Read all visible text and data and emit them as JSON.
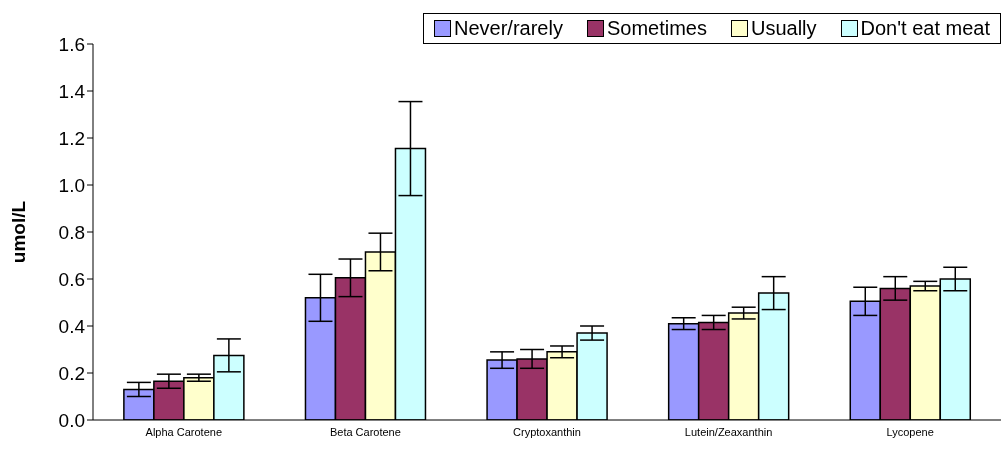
{
  "chart_data": {
    "type": "bar",
    "ylabel": "umol/L",
    "categories": [
      "Alpha Carotene",
      "Beta Carotene",
      "Cryptoxanthin",
      "Lutein/Zeaxanthin",
      "Lycopene"
    ],
    "series": [
      {
        "name": "Never/rarely",
        "color": "#9999ff",
        "values": [
          0.13,
          0.52,
          0.255,
          0.41,
          0.505
        ],
        "errors": [
          0.03,
          0.1,
          0.035,
          0.025,
          0.06
        ]
      },
      {
        "name": "Sometimes",
        "color": "#993366",
        "values": [
          0.165,
          0.605,
          0.26,
          0.415,
          0.56
        ],
        "errors": [
          0.03,
          0.08,
          0.04,
          0.03,
          0.05
        ]
      },
      {
        "name": "Usually",
        "color": "#ffffcc",
        "values": [
          0.18,
          0.715,
          0.29,
          0.455,
          0.57
        ],
        "errors": [
          0.015,
          0.08,
          0.025,
          0.025,
          0.02
        ]
      },
      {
        "name": "Don't eat meat",
        "color": "#ccffff",
        "values": [
          0.275,
          1.155,
          0.37,
          0.54,
          0.6
        ],
        "errors": [
          0.07,
          0.2,
          0.03,
          0.07,
          0.05
        ]
      }
    ],
    "ylim": [
      0,
      1.6
    ],
    "yticks": [
      {
        "value": 0,
        "label": "0.0"
      },
      {
        "value": 0.2,
        "label": "0.2"
      },
      {
        "value": 0.4,
        "label": "0.4"
      },
      {
        "value": 0.6,
        "label": "0.6"
      },
      {
        "value": 0.8,
        "label": "0.8"
      },
      {
        "value": 1,
        "label": "1.0"
      },
      {
        "value": 1.2,
        "label": "1.2"
      },
      {
        "value": 1.4,
        "label": "1.4"
      },
      {
        "value": 1.6,
        "label": "1.6"
      }
    ],
    "grid": false,
    "legend": "top right"
  }
}
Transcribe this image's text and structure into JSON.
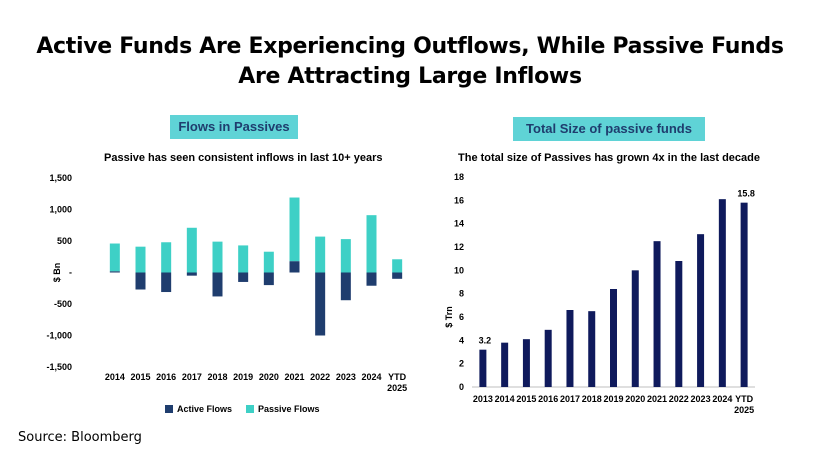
{
  "title_line1": "Active Funds Are Experiencing Outflows, While Passive Funds",
  "title_line2": "Are Attracting Large Inflows",
  "source": "Source: Bloomberg",
  "colors": {
    "active": "#1f3d6e",
    "passive": "#3ed0c6",
    "bar": "#0f1a5c",
    "tag_bg": "#5fd3d6",
    "tag_text": "#1f3d6e"
  },
  "chart_data": [
    {
      "type": "bar",
      "panel_label": "Flows in Passives",
      "title": "Passive has seen consistent inflows in last 10+ years",
      "ylabel": "$ Bn",
      "xlabel": "",
      "ylim": [
        -1500,
        1500
      ],
      "yticks": [
        1500,
        1000,
        500,
        0,
        -500,
        -1000,
        -1500
      ],
      "ytick_labels": [
        "1,500",
        "1,000",
        "500",
        "-",
        "-500",
        "-1,000",
        "-1,500"
      ],
      "categories": [
        "2014",
        "2015",
        "2016",
        "2017",
        "2018",
        "2019",
        "2020",
        "2021",
        "2022",
        "2023",
        "2024",
        "YTD 2025"
      ],
      "series": [
        {
          "name": "Active Flows",
          "values": [
            20,
            -270,
            -310,
            -50,
            -380,
            -150,
            -200,
            180,
            -1000,
            -440,
            -210,
            -100
          ]
        },
        {
          "name": "Passive Flows",
          "values": [
            440,
            410,
            480,
            710,
            490,
            430,
            330,
            1010,
            570,
            530,
            910,
            210
          ]
        }
      ],
      "legend_position": "bottom"
    },
    {
      "type": "bar",
      "panel_label": "Total Size of passive funds",
      "title": "The total size of Passives has grown 4x in the last decade",
      "ylabel": "$ Trn",
      "xlabel": "",
      "ylim": [
        0,
        18
      ],
      "yticks": [
        0,
        2,
        4,
        6,
        8,
        10,
        12,
        14,
        16,
        18
      ],
      "categories": [
        "2013",
        "2014",
        "2015",
        "2016",
        "2017",
        "2018",
        "2019",
        "2020",
        "2021",
        "2022",
        "2023",
        "2024",
        "YTD 2025"
      ],
      "values": [
        3.2,
        3.8,
        4.1,
        4.9,
        6.6,
        6.5,
        8.4,
        10.0,
        12.5,
        10.8,
        13.1,
        16.1,
        15.8
      ],
      "data_labels": {
        "0": "3.2",
        "12": "15.8"
      }
    }
  ]
}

---------------

▶ [YOUR OBJECTIVE]
Leave the images out, please, and restate each line word for word.

▶ [ANSWER TO THIS PROBLEM]
Read all visible text and data and emit them as JSON.
{
  "chart_data": {
    "type": "bar",
    "ylabel": "umol/L",
    "categories": [
      "Alpha Carotene",
      "Beta Carotene",
      "Cryptoxanthin",
      "Lutein/Zeaxanthin",
      "Lycopene"
    ],
    "series": [
      {
        "name": "Never/rarely",
        "color": "#9999ff",
        "values": [
          0.13,
          0.52,
          0.255,
          0.41,
          0.505
        ],
        "errors": [
          0.03,
          0.1,
          0.035,
          0.025,
          0.06
        ]
      },
      {
        "name": "Sometimes",
        "color": "#993366",
        "values": [
          0.165,
          0.605,
          0.26,
          0.415,
          0.56
        ],
        "errors": [
          0.03,
          0.08,
          0.04,
          0.03,
          0.05
        ]
      },
      {
        "name": "Usually",
        "color": "#ffffcc",
        "values": [
          0.18,
          0.715,
          0.29,
          0.455,
          0.57
        ],
        "errors": [
          0.015,
          0.08,
          0.025,
          0.025,
          0.02
        ]
      },
      {
        "name": "Don't eat meat",
        "color": "#ccffff",
        "values": [
          0.275,
          1.155,
          0.37,
          0.54,
          0.6
        ],
        "errors": [
          0.07,
          0.2,
          0.03,
          0.07,
          0.05
        ]
      }
    ],
    "ylim": [
      0,
      1.6
    ],
    "yticks": [
      {
        "value": 0,
        "label": "0.0"
      },
      {
        "value": 0.2,
        "label": "0.2"
      },
      {
        "value": 0.4,
        "label": "0.4"
      },
      {
        "value": 0.6,
        "label": "0.6"
      },
      {
        "value": 0.8,
        "label": "0.8"
      },
      {
        "value": 1,
        "label": "1.0"
      },
      {
        "value": 1.2,
        "label": "1.2"
      },
      {
        "value": 1.4,
        "label": "1.4"
      },
      {
        "value": 1.6,
        "label": "1.6"
      }
    ],
    "grid": false,
    "legend": "top right"
  }
}
Transcribe this image's text and structure into JSON.
{
  "title_line1": "Active Funds Are Experiencing Outflows, While Passive Funds",
  "title_line2": "Are Attracting Large Inflows",
  "source": "Source: Bloomberg",
  "colors": {
    "active": "#1f3d6e",
    "passive": "#3ed0c6",
    "bar": "#0f1a5c",
    "tag_bg": "#5fd3d6",
    "tag_text": "#1f3d6e"
  },
  "chart_data": [
    {
      "type": "bar",
      "panel_label": "Flows in Passives",
      "title": "Passive has seen consistent inflows in last 10+ years",
      "ylabel": "$ Bn",
      "xlabel": "",
      "ylim": [
        -1500,
        1500
      ],
      "yticks": [
        1500,
        1000,
        500,
        0,
        -500,
        -1000,
        -1500
      ],
      "ytick_labels": [
        "1,500",
        "1,000",
        "500",
        "-",
        "-500",
        "-1,000",
        "-1,500"
      ],
      "categories": [
        "2014",
        "2015",
        "2016",
        "2017",
        "2018",
        "2019",
        "2020",
        "2021",
        "2022",
        "2023",
        "2024",
        "YTD 2025"
      ],
      "series": [
        {
          "name": "Active Flows",
          "values": [
            20,
            -270,
            -310,
            -50,
            -380,
            -150,
            -200,
            180,
            -1000,
            -440,
            -210,
            -100
          ]
        },
        {
          "name": "Passive Flows",
          "values": [
            440,
            410,
            480,
            710,
            490,
            430,
            330,
            1010,
            570,
            530,
            910,
            210
          ]
        }
      ],
      "legend_position": "bottom"
    },
    {
      "type": "bar",
      "panel_label": "Total Size of passive funds",
      "title": "The total size of Passives has grown 4x in the last decade",
      "ylabel": "$ Trn",
      "xlabel": "",
      "ylim": [
        0,
        18
      ],
      "yticks": [
        0,
        2,
        4,
        6,
        8,
        10,
        12,
        14,
        16,
        18
      ],
      "categories": [
        "2013",
        "2014",
        "2015",
        "2016",
        "2017",
        "2018",
        "2019",
        "2020",
        "2021",
        "2022",
        "2023",
        "2024",
        "YTD 2025"
      ],
      "values": [
        3.2,
        3.8,
        4.1,
        4.9,
        6.6,
        6.5,
        8.4,
        10.0,
        12.5,
        10.8,
        13.1,
        16.1,
        15.8
      ],
      "data_labels": {
        "0": "3.2",
        "12": "15.8"
      }
    }
  ]
}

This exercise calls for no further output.